> [What to do]: Look through the material below for "this". Copy every line that contains it.

> [Task data]:
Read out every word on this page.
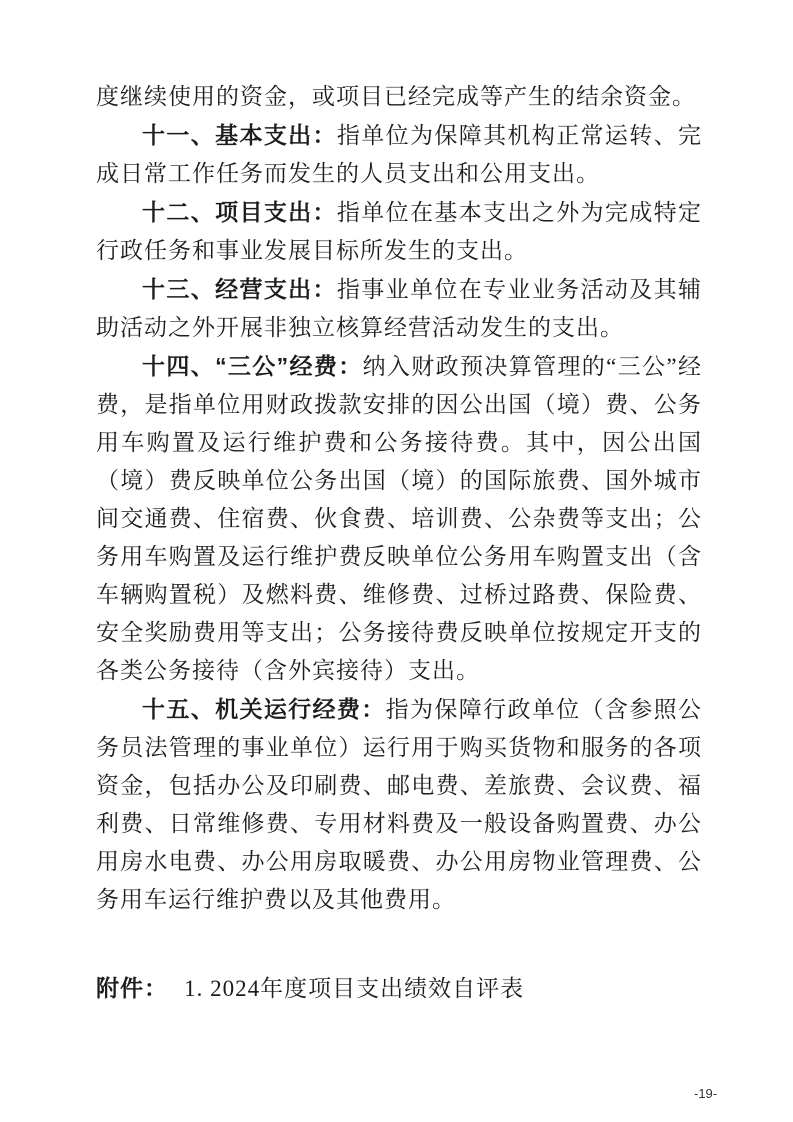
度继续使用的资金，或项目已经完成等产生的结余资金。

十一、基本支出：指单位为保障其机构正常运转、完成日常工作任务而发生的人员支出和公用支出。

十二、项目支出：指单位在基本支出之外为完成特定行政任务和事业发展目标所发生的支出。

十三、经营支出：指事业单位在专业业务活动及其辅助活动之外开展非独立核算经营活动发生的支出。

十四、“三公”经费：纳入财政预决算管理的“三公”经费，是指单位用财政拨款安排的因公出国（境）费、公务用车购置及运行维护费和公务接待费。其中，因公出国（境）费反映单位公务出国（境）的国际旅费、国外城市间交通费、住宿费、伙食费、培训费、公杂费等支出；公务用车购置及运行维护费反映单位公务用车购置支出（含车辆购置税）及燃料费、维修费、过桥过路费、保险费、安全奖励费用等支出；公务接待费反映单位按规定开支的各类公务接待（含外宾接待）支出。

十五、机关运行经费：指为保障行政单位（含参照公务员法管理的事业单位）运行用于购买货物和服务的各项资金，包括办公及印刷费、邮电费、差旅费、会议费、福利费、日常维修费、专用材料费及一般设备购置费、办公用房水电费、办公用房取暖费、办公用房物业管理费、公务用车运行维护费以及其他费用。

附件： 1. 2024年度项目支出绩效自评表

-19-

...

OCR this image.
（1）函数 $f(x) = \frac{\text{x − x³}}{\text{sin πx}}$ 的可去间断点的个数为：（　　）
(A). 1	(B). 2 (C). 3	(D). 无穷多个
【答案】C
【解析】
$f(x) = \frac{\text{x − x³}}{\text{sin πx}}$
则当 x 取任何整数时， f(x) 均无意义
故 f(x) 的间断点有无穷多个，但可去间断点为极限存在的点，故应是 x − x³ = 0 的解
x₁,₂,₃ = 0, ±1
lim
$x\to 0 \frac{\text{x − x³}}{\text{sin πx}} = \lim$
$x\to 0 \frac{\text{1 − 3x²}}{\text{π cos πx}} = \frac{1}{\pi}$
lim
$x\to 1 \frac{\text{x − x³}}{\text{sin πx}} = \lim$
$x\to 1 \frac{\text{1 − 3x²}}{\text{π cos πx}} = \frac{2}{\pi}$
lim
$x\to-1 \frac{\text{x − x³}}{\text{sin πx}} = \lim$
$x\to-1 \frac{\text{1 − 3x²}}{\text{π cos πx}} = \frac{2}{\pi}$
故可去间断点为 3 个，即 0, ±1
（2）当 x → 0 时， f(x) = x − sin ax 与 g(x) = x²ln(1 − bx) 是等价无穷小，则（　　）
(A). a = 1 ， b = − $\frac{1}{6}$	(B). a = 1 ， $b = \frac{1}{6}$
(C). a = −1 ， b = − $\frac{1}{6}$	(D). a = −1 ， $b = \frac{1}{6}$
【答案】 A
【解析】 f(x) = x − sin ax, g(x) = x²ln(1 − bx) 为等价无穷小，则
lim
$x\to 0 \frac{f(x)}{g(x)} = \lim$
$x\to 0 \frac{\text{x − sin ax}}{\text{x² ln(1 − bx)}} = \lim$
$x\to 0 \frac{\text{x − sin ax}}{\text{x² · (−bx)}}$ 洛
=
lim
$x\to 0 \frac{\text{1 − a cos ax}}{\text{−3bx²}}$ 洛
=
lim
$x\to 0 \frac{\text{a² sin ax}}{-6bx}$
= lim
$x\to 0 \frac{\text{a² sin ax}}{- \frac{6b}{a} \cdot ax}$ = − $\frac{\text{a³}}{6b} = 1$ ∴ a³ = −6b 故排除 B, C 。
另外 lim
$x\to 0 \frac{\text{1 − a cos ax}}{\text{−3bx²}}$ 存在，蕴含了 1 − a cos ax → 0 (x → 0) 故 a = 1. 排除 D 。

> [Full solution]:
Read out every word on this page.
OCR this image.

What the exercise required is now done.